DESCRIPTION OF THE TASK
Write each record again exactly as it stands.

***

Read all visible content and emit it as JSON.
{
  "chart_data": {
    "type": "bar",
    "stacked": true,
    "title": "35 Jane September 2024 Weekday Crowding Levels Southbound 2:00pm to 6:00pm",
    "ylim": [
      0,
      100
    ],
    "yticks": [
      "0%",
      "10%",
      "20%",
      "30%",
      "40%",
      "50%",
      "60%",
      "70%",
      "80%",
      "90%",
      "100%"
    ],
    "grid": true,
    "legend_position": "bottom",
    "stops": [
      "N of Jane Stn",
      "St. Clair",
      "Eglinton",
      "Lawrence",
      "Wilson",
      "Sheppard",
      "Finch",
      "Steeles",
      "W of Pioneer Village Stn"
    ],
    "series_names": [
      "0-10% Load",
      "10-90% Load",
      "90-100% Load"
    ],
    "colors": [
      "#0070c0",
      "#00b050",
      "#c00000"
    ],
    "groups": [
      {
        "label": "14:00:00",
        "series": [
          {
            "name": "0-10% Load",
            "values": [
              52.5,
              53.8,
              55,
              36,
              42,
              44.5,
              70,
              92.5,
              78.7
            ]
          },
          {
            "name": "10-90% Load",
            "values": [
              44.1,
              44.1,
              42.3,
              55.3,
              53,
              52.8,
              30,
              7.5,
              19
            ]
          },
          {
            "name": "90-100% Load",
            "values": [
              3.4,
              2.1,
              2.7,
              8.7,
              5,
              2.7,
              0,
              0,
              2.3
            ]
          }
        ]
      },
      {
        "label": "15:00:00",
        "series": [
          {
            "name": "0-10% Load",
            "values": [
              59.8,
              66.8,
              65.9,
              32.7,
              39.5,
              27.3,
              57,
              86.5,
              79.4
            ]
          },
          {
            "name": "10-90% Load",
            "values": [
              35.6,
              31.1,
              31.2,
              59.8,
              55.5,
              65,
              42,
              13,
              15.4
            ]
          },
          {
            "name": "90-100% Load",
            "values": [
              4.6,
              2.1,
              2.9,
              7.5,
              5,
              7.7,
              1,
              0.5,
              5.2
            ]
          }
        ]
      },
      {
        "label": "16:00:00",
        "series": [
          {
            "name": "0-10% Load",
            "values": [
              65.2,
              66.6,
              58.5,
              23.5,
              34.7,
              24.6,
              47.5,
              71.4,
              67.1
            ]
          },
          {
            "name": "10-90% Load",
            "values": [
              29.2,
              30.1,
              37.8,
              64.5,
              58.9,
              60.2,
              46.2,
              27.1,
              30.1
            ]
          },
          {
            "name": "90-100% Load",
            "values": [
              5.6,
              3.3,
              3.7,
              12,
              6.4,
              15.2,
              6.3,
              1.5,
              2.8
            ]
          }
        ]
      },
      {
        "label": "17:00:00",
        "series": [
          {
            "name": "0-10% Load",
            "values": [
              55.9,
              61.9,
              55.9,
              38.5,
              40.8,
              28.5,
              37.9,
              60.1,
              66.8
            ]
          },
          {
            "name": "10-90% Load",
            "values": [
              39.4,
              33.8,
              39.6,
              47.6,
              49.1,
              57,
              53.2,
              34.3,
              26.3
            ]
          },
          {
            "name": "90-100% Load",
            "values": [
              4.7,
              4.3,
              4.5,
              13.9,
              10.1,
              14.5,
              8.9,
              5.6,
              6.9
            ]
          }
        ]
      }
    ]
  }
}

***

EXERCISE ANSWER
Read all visible content and emit it as JSON.
{
  "chart_data": {
    "type": "bar",
    "stacked": true,
    "title": "35 Jane September 2024 Weekday Crowding Levels Southbound 2:00pm to 6:00pm",
    "ylim": [
      0,
      100
    ],
    "yticks": [
      "0%",
      "10%",
      "20%",
      "30%",
      "40%",
      "50%",
      "60%",
      "70%",
      "80%",
      "90%",
      "100%"
    ],
    "grid": true,
    "legend_position": "bottom",
    "stops": [
      "N of Jane Stn",
      "St. Clair",
      "Eglinton",
      "Lawrence",
      "Wilson",
      "Sheppard",
      "Finch",
      "Steeles",
      "W of Pioneer Village Stn"
    ],
    "series_names": [
      "0-10% Load",
      "10-90% Load",
      "90-100% Load"
    ],
    "colors": [
      "#0070c0",
      "#00b050",
      "#c00000"
    ],
    "groups": [
      {
        "label": "14:00:00",
        "series": [
          {
            "name": "0-10% Load",
            "values": [
              52.5,
              53.8,
              55,
              36,
              42,
              44.5,
              70,
              92.5,
              78.7
            ]
          },
          {
            "name": "10-90% Load",
            "values": [
              44.1,
              44.1,
              42.3,
              55.3,
              53,
              52.8,
              30,
              7.5,
              19
            ]
          },
          {
            "name": "90-100% Load",
            "values": [
              3.4,
              2.1,
              2.7,
              8.7,
              5,
              2.7,
              0,
              0,
              2.3
            ]
          }
        ]
      },
      {
        "label": "15:00:00",
        "series": [
          {
            "name": "0-10% Load",
            "values": [
              59.8,
              66.8,
              65.9,
              32.7,
              39.5,
              27.3,
              57,
              86.5,
              79.4
            ]
          },
          {
            "name": "10-90% Load",
            "values": [
              35.6,
              31.1,
              31.2,
              59.8,
              55.5,
              65,
              42,
              13,
              15.4
            ]
          },
          {
            "name": "90-100% Load",
            "values": [
              4.6,
              2.1,
              2.9,
              7.5,
              5,
              7.7,
              1,
              0.5,
              5.2
            ]
          }
        ]
      },
      {
        "label": "16:00:00",
        "series": [
          {
            "name": "0-10% Load",
            "values": [
              65.2,
              66.6,
              58.5,
              23.5,
              34.7,
              24.6,
              47.5,
              71.4,
              67.1
            ]
          },
          {
            "name": "10-90% Load",
            "values": [
              29.2,
              30.1,
              37.8,
              64.5,
              58.9,
              60.2,
              46.2,
              27.1,
              30.1
            ]
          },
          {
            "name": "90-100% Load",
            "values": [
              5.6,
              3.3,
              3.7,
              12,
              6.4,
              15.2,
              6.3,
              1.5,
              2.8
            ]
          }
        ]
      },
      {
        "label": "17:00:00",
        "series": [
          {
            "name": "0-10% Load",
            "values": [
              55.9,
              61.9,
              55.9,
              38.5,
              40.8,
              28.5,
              37.9,
              60.1,
              66.8
            ]
          },
          {
            "name": "10-90% Load",
            "values": [
              39.4,
              33.8,
              39.6,
              47.6,
              49.1,
              57,
              53.2,
              34.3,
              26.3
            ]
          },
          {
            "name": "90-100% Load",
            "values": [
              4.7,
              4.3,
              4.5,
              13.9,
              10.1,
              14.5,
              8.9,
              5.6,
              6.9
            ]
          }
        ]
      }
    ]
  }
}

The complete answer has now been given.